# Start of Recorded data

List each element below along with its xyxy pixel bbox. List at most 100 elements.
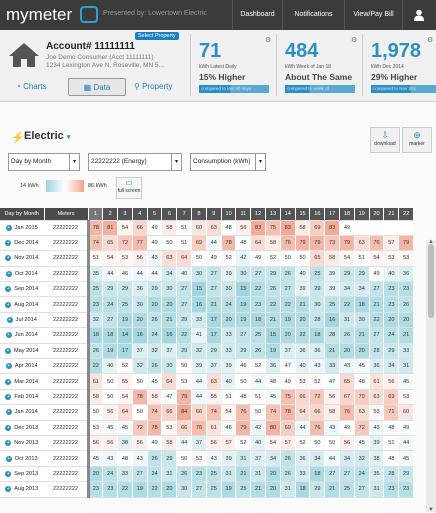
usage-cell[interactable]: 22 — [369, 312, 385, 329]
usage-cell[interactable]: 79 — [295, 235, 311, 252]
stat-card[interactable]: 1,978 ⚙ kWh Dec 2014 29% Higher compared… — [362, 34, 436, 96]
usage-cell[interactable]: 18 — [102, 327, 119, 344]
column-header-day[interactable]: 20 — [369, 208, 385, 221]
usage-cell[interactable]: 44 — [176, 435, 193, 452]
usage-cell[interactable]: 60 — [398, 404, 415, 421]
usage-cell[interactable]: 30 — [161, 358, 178, 375]
usage-cell[interactable]: 69 — [309, 220, 326, 236]
usage-cell[interactable]: 28 — [324, 327, 341, 344]
column-header-day[interactable]: 6 — [161, 208, 178, 221]
usage-cell[interactable]: 40 — [176, 266, 193, 283]
usage-cell[interactable]: 52 — [265, 250, 281, 267]
usage-cell[interactable]: 30 — [309, 296, 326, 313]
usage-cell[interactable]: 48 — [221, 220, 237, 236]
usage-cell[interactable] — [354, 220, 370, 236]
usage-cell[interactable]: 26 — [398, 296, 415, 313]
usage-cell[interactable]: 25 — [206, 466, 222, 483]
usage-cell[interactable]: 16 — [132, 327, 148, 344]
row-period[interactable]: + Jul 2014 — [0, 312, 45, 329]
usage-cell[interactable]: 45 — [354, 358, 370, 375]
usage-cell[interactable]: 36 — [132, 281, 148, 298]
column-header-day[interactable]: 13 — [265, 208, 281, 221]
column-header-period[interactable]: Day by Month — [0, 208, 45, 221]
usage-cell[interactable]: 20 — [280, 327, 296, 344]
usage-cell[interactable]: 19 — [280, 312, 296, 329]
usage-cell[interactable]: 42 — [250, 420, 267, 436]
usage-cell[interactable]: 49 — [250, 250, 267, 267]
usage-cell[interactable]: 22 — [280, 296, 296, 313]
fullscreen-button[interactable]: ▭ full screen — [116, 177, 142, 199]
usage-cell[interactable]: 65 — [102, 235, 119, 252]
scroll-up-icon[interactable]: ▲ — [428, 239, 434, 245]
usage-cell[interactable]: 45 — [147, 373, 163, 390]
column-header-day[interactable]: 14 — [280, 208, 296, 221]
usage-cell[interactable]: 63 — [354, 235, 370, 252]
usage-cell[interactable]: 20 — [161, 481, 178, 498]
usage-cell[interactable]: 52 — [117, 358, 133, 375]
expand-row-icon[interactable]: + — [5, 363, 12, 370]
usage-cell[interactable]: 51 — [86, 250, 104, 267]
usage-cell[interactable]: 50 — [176, 450, 193, 467]
usage-cell[interactable]: 29 — [102, 281, 119, 298]
usage-cell[interactable]: 26 — [176, 466, 193, 483]
usage-cell[interactable]: 34 — [339, 450, 355, 467]
usage-cell[interactable]: 19 — [265, 343, 281, 360]
usage-cell[interactable]: 14 — [117, 327, 133, 344]
usage-cell[interactable]: 27 — [280, 281, 296, 298]
usage-cell[interactable]: 19 — [221, 481, 237, 498]
usage-cell[interactable]: 56 — [206, 435, 222, 452]
usage-cell[interactable]: 43 — [206, 450, 222, 467]
usage-cell[interactable]: 49 — [280, 373, 296, 390]
usage-cell[interactable]: 76 — [369, 235, 385, 252]
usage-cell[interactable]: 23 — [383, 281, 400, 298]
usage-cell[interactable]: 47 — [280, 358, 296, 375]
row-period[interactable]: + Dec 2013 — [0, 420, 45, 436]
marker-button[interactable]: ⊕ marker — [402, 127, 432, 153]
usage-cell[interactable]: 58 — [265, 235, 281, 252]
expand-row-icon[interactable]: + — [5, 424, 12, 431]
usage-cell[interactable]: 34 — [354, 281, 370, 298]
usage-cell[interactable]: 58 — [295, 220, 311, 236]
usage-cell[interactable]: 15 — [265, 327, 281, 344]
usage-cell[interactable]: 39 — [295, 281, 311, 298]
usage-cell[interactable]: 53 — [161, 420, 178, 436]
usage-cell[interactable]: 22 — [117, 481, 133, 498]
table-row[interactable]: + May 2014 22222222 26 19 17 37 32 37 29 32 29 33 29 2… — [0, 343, 415, 360]
usage-cell[interactable]: 29 — [309, 481, 326, 498]
usage-cell[interactable]: 19 — [132, 481, 148, 498]
usage-cell[interactable]: 28 — [383, 466, 400, 483]
usage-cell[interactable]: 50 — [132, 373, 148, 390]
usage-cell[interactable]: 25 — [235, 481, 252, 498]
usage-cell[interactable]: 25 — [309, 266, 326, 283]
grid-scrollbar[interactable]: ▲ ▼ — [426, 239, 436, 513]
usage-cell[interactable]: 21 — [250, 481, 267, 498]
table-row[interactable]: + Oct 2014 22222222 35 44 46 44 44 34 40 30 27 39 30 2… — [0, 266, 415, 283]
usage-cell[interactable]: 40 — [221, 373, 237, 390]
table-row[interactable]: + Jan 2015 22222222 78 81 54 66 49 58 51 60 63 48 56 8… — [0, 220, 415, 236]
usage-cell[interactable]: 22 — [176, 327, 193, 344]
usage-cell[interactable]: 44 — [191, 389, 207, 406]
usage-cell[interactable]: 30 — [132, 296, 148, 313]
usage-cell[interactable]: 36 — [398, 266, 415, 283]
usage-cell[interactable]: 21 — [295, 296, 311, 313]
usage-cell[interactable]: 43 — [339, 358, 355, 375]
usage-cell[interactable]: 21 — [324, 343, 341, 360]
usage-cell[interactable]: 71 — [383, 404, 400, 421]
table-row[interactable]: + Jul 2014 22222222 32 27 19 20 26 21 29 33 17 20 19 1… — [0, 312, 415, 329]
usage-cell[interactable]: 21 — [161, 312, 178, 329]
usage-cell[interactable]: 33 — [295, 466, 311, 483]
usage-cell[interactable]: 27 — [191, 481, 207, 498]
usage-cell[interactable]: 73 — [324, 235, 341, 252]
usage-cell[interactable]: 49 — [147, 435, 163, 452]
column-header-day[interactable]: 18 — [339, 208, 355, 221]
usage-cell[interactable]: 23 — [398, 281, 415, 298]
usage-cell[interactable]: 30 — [161, 281, 178, 298]
usage-cell[interactable]: 44 — [102, 266, 119, 283]
usage-cell[interactable]: 39 — [221, 266, 237, 283]
row-period[interactable]: + Apr 2014 — [0, 358, 45, 375]
usage-cell[interactable]: 56 — [339, 435, 355, 452]
expand-row-icon[interactable]: + — [5, 455, 12, 462]
expand-row-icon[interactable]: + — [5, 270, 12, 277]
expand-row-icon[interactable]: + — [6, 317, 13, 324]
table-row[interactable]: + Jan 2014 22222222 50 56 64 50 74 66 84 66 74 54 76 5… — [0, 404, 415, 421]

# End of Recorded data

Task prompt.
Return every line of the items above unchanged, leaving out the pictures.

Response.
List each element below along with its xyxy pixel bbox. List at most 100 elements.
usage-cell[interactable]: 22 — [369, 312, 385, 329]
usage-cell[interactable]: 79 — [295, 235, 311, 252]
stat-card[interactable]: 1,978 ⚙ kWh Dec 2014 29% Higher compared… — [362, 34, 436, 96]
usage-cell[interactable]: 18 — [102, 327, 119, 344]
column-header-day[interactable]: 20 — [369, 208, 385, 221]
usage-cell[interactable]: 44 — [176, 435, 193, 452]
usage-cell[interactable]: 60 — [398, 404, 415, 421]
usage-cell[interactable]: 30 — [161, 358, 178, 375]
usage-cell[interactable]: 69 — [309, 220, 326, 236]
usage-cell[interactable]: 28 — [324, 327, 341, 344]
column-header-day[interactable]: 6 — [161, 208, 178, 221]
usage-cell[interactable]: 40 — [176, 266, 193, 283]
usage-cell[interactable]: 52 — [265, 250, 281, 267]
usage-cell[interactable]: 30 — [309, 296, 326, 313]
usage-cell[interactable]: 48 — [221, 220, 237, 236]
usage-cell[interactable] — [354, 220, 370, 236]
usage-cell[interactable]: 26 — [398, 296, 415, 313]
usage-cell[interactable]: 25 — [206, 466, 222, 483]
usage-cell[interactable]: 16 — [132, 327, 148, 344]
row-period[interactable]: + Jul 2014 — [0, 312, 45, 329]
usage-cell[interactable]: 45 — [354, 358, 370, 375]
usage-cell[interactable]: 36 — [132, 281, 148, 298]
column-header-day[interactable]: 13 — [265, 208, 281, 221]
column-header-period[interactable]: Day by Month — [0, 208, 45, 221]
usage-cell[interactable]: 20 — [280, 327, 296, 344]
usage-cell[interactable]: 19 — [280, 312, 296, 329]
usage-cell[interactable]: 42 — [250, 420, 267, 436]
usage-cell[interactable]: 49 — [250, 250, 267, 267]
usage-cell[interactable]: 22 — [280, 296, 296, 313]
fullscreen-button[interactable]: ▭ full screen — [116, 177, 142, 199]
usage-cell[interactable]: 65 — [102, 235, 119, 252]
scroll-up-icon[interactable]: ▲ — [428, 239, 434, 245]
usage-cell[interactable]: 45 — [147, 373, 163, 390]
column-header-day[interactable]: 14 — [280, 208, 296, 221]
usage-cell[interactable]: 63 — [354, 235, 370, 252]
usage-cell[interactable]: 20 — [161, 481, 178, 498]
usage-cell[interactable]: 52 — [117, 358, 133, 375]
expand-row-icon[interactable]: + — [5, 363, 12, 370]
usage-cell[interactable]: 51 — [86, 250, 104, 267]
usage-cell[interactable]: 50 — [176, 450, 193, 467]
usage-cell[interactable]: 29 — [102, 281, 119, 298]
usage-cell[interactable]: 26 — [176, 466, 193, 483]
usage-cell[interactable]: 34 — [339, 450, 355, 467]
usage-cell[interactable]: 19 — [265, 343, 281, 360]
usage-cell[interactable]: 14 — [117, 327, 133, 344]
usage-cell[interactable]: 27 — [280, 281, 296, 298]
usage-cell[interactable]: 19 — [221, 481, 237, 498]
usage-cell[interactable]: 56 — [206, 435, 222, 452]
usage-cell[interactable]: 43 — [206, 450, 222, 467]
usage-cell[interactable]: 49 — [280, 373, 296, 390]
usage-cell[interactable]: 76 — [369, 235, 385, 252]
usage-cell[interactable]: 23 — [383, 281, 400, 298]
usage-cell[interactable]: 47 — [280, 358, 296, 375]
row-period[interactable]: + Dec 2013 — [0, 420, 45, 436]
marker-button[interactable]: ⊕ marker — [402, 127, 432, 153]
usage-cell[interactable]: 58 — [265, 235, 281, 252]
expand-row-icon[interactable]: + — [5, 424, 12, 431]
usage-cell[interactable]: 34 — [354, 281, 370, 298]
usage-cell[interactable]: 58 — [295, 220, 311, 236]
usage-cell[interactable]: 15 — [265, 327, 281, 344]
usage-cell[interactable]: 39 — [295, 281, 311, 298]
usage-cell[interactable]: 53 — [161, 420, 178, 436]
usage-cell[interactable]: 22 — [117, 481, 133, 498]
table-row[interactable]: + May 2014 22222222 26 19 17 37 32 37 29 32 29 33 29 2… — [0, 343, 415, 360]
usage-cell[interactable]: 29 — [309, 481, 326, 498]
usage-cell[interactable]: 19 — [132, 481, 148, 498]
usage-cell[interactable]: 28 — [383, 466, 400, 483]
usage-cell[interactable]: 50 — [132, 373, 148, 390]
usage-cell[interactable]: 25 — [235, 481, 252, 498]
usage-cell[interactable]: 25 — [309, 266, 326, 283]
grid-scrollbar[interactable]: ▲ ▼ — [426, 239, 436, 513]
usage-cell[interactable]: 21 — [250, 481, 267, 498]
table-row[interactable]: + Oct 2014 22222222 35 44 46 44 44 34 40 30 27 39 30 2… — [0, 266, 415, 283]
usage-cell[interactable]: 40 — [221, 373, 237, 390]
table-row[interactable]: + Jan 2015 22222222 78 81 54 66 49 58 51 60 63 48 56 8… — [0, 220, 415, 236]
usage-cell[interactable]: 22 — [176, 327, 193, 344]
usage-cell[interactable]: 44 — [191, 389, 207, 406]
usage-cell[interactable]: 30 — [132, 296, 148, 313]
usage-cell[interactable]: 36 — [398, 266, 415, 283]
usage-cell[interactable]: 21 — [295, 296, 311, 313]
usage-cell[interactable]: 43 — [339, 358, 355, 375]
usage-cell[interactable]: 21 — [324, 343, 341, 360]
usage-cell[interactable]: 71 — [383, 404, 400, 421]
table-row[interactable]: + Jul 2014 22222222 32 27 19 20 26 21 29 33 17 20 19 1… — [0, 312, 415, 329]
usage-cell[interactable]: 21 — [161, 312, 178, 329]
usage-cell[interactable]: 33 — [295, 466, 311, 483]
usage-cell[interactable]: 27 — [191, 481, 207, 498]
usage-cell[interactable]: 73 — [324, 235, 341, 252]
usage-cell[interactable]: 49 — [147, 435, 163, 452]
column-header-day[interactable]: 18 — [339, 208, 355, 221]
usage-cell[interactable]: 23 — [398, 281, 415, 298]
usage-cell[interactable]: 30 — [161, 281, 178, 298]
usage-cell[interactable]: 44 — [102, 266, 119, 283]
usage-cell[interactable]: 39 — [221, 266, 237, 283]
row-period[interactable]: + Apr 2014 — [0, 358, 45, 375]
usage-cell[interactable]: 56 — [339, 435, 355, 452]
expand-row-icon[interactable]: + — [5, 455, 12, 462]
expand-row-icon[interactable]: + — [5, 270, 12, 277]
expand-row-icon[interactable]: + — [6, 317, 13, 324]
table-row[interactable]: + Jan 2014 22222222 50 56 64 50 74 66 84 66 74 54 76 5… — [0, 404, 415, 421]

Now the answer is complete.